To do: From the records below, pull each line that has "warriors".

** Begin **

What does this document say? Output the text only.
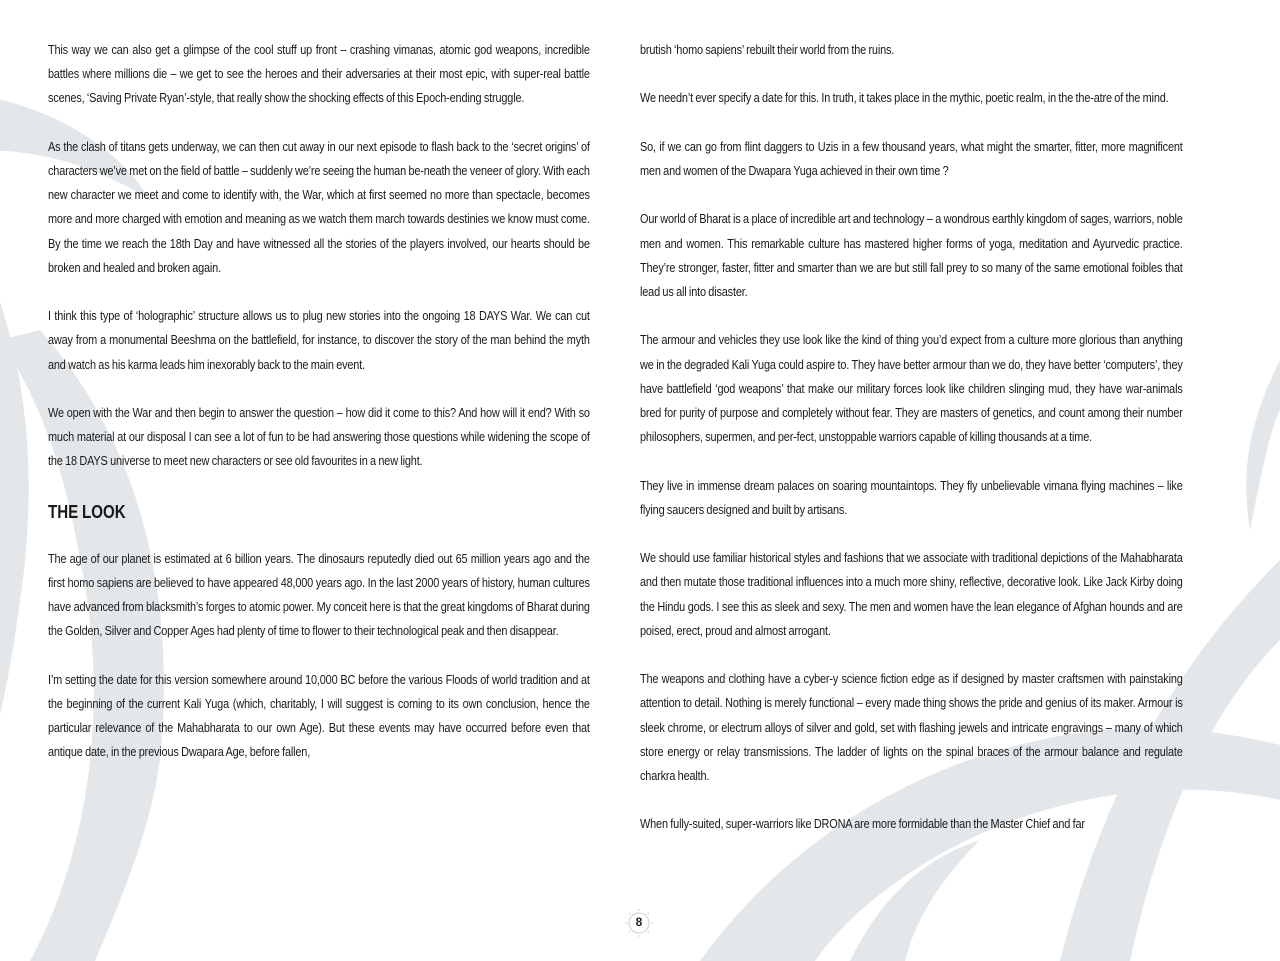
This way we can also get a glimpse of the cool stuff up front – crashing vimanas, atomic god weapons, incredible battles where millions die – we get to see the heroes and their adversaries at their most epic, with super-real battle scenes, ‘Saving Private Ryan’-style, that really show the shocking effects of this Epoch-ending struggle.

As the clash of titans gets underway, we can then cut away in our next episode to flash back to the ‘secret origins’ of characters we’ve met on the field of battle – suddenly we’re seeing the human be-neath the veneer of glory. With each new character we meet and come to identify with, the War, which at first seemed no more than spectacle, becomes more and more charged with emotion and meaning as we watch them march towards destinies we know must come. By the time we reach the 18th Day and have witnessed all the stories of the players involved, our hearts should be broken and healed and broken again.

I think this type of ‘holographic’ structure allows us to plug new stories into the ongoing 18 DAYS War. We can cut away from a monumental Beeshma on the battlefield, for instance, to discover the story of the man behind the myth and watch as his karma leads him inexorably back to the main event.

We open with the War and then begin to answer the question – how did it come to this? And how will it end? With so much material at our disposal I can see a lot of fun to be had answering those questions while widening the scope of the 18 DAYS universe to meet new characters or see old favourites in a new light.

THE LOOK

The age of our planet is estimated at 6 billion years. The dinosaurs reputedly died out 65 million years ago and the first homo sapiens are believed to have appeared 48,000 years ago. In the last 2000 years of history, human cultures have advanced from blacksmith’s forges to atomic power. My conceit here is that the great kingdoms of Bharat during the Golden, Silver and Copper Ages had plenty of time to flower to their technological peak and then disappear.

I’m setting the date for this version somewhere around 10,000 BC before the various Floods of world tradition and at the beginning of the current Kali Yuga (which, charitably, I will suggest is coming to its own conclusion, hence the particular relevance of the Mahabharata to our own Age). But these events may have occurred before even that antique date, in the previous Dwapara Age, before fallen,

brutish ‘homo sapiens’ rebuilt their world from the ruins.

We needn’t ever specify a date for this. In truth, it takes place in the mythic, poetic realm, in the the-atre of the mind.

So, if we can go from flint daggers to Uzis in a few thousand years, what might the smarter, fitter, more magnificent men and women of the Dwapara Yuga achieved in their own time ?

Our world of Bharat is a place of incredible art and technology – a wondrous earthly kingdom of sages, warriors, noble men and women. This remarkable culture has mastered higher forms of yoga, meditation and Ayurvedic practice. They’re stronger, faster, fitter and smarter than we are but still fall prey to so many of the same emotional foibles that lead us all into disaster.

The armour and vehicles they use look like the kind of thing you’d expect from a culture more glorious than anything we in the degraded Kali Yuga could aspire to. They have better armour than we do, they have better ‘computers’, they have battlefield ‘god weapons’ that make our military forces look like children slinging mud, they have war-animals bred for purity of purpose and completely without fear. They are masters of genetics, and count among their number philosophers, supermen, and per-fect, unstoppable warriors capable of killing thousands at a time.

They live in immense dream palaces on soaring mountaintops. They fly unbelievable vimana flying machines – like flying saucers designed and built by artisans.

We should use familiar historical styles and fashions that we associate with traditional depictions of the Mahabharata and then mutate those traditional influences into a much more shiny, reflective, decorative look. Like Jack Kirby doing the Hindu gods. I see this as sleek and sexy. The men and women have the lean elegance of Afghan hounds and are poised, erect, proud and almost arrogant.

The weapons and clothing have a cyber-y science fiction edge as if designed by master craftsmen with painstaking attention to detail. Nothing is merely functional – every made thing shows the pride and genius of its maker. Armour is sleek chrome, or electrum alloys of silver and gold, set with flashing jewels and intricate engravings – many of which store energy or relay transmissions. The ladder of lights on the spinal braces of the armour balance and regulate charkra health.

When fully-suited, super-warriors like DRONA are more formidable than the Master Chief and far

8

** End **

Task result:
Our world of Bharat is a place of incredible art and technology – a wondrous earthly kingdom of sages, warriors, noble men and women. This remarkable culture has mastered higher forms of yoga, meditation and Ayurvedic practice. They’re stronger, faster, fitter and smarter than we are but still fall prey to so many of the same emotional foibles that lead us all into disaster.
The armour and vehicles they use look like the kind of thing you’d expect from a culture more glorious than anything we in the degraded Kali Yuga could aspire to. They have better armour than we do, they have better ‘computers’, they have battlefield ‘god weapons’ that make our military forces look like children slinging mud, they have war-animals bred for purity of purpose and completely without fear. They are masters of genetics, and count among their number philosophers, supermen, and per-fect, unstoppable warriors capable of killing thousands at a time.
When fully-suited, super-warriors like DRONA are more formidable than the Master Chief and far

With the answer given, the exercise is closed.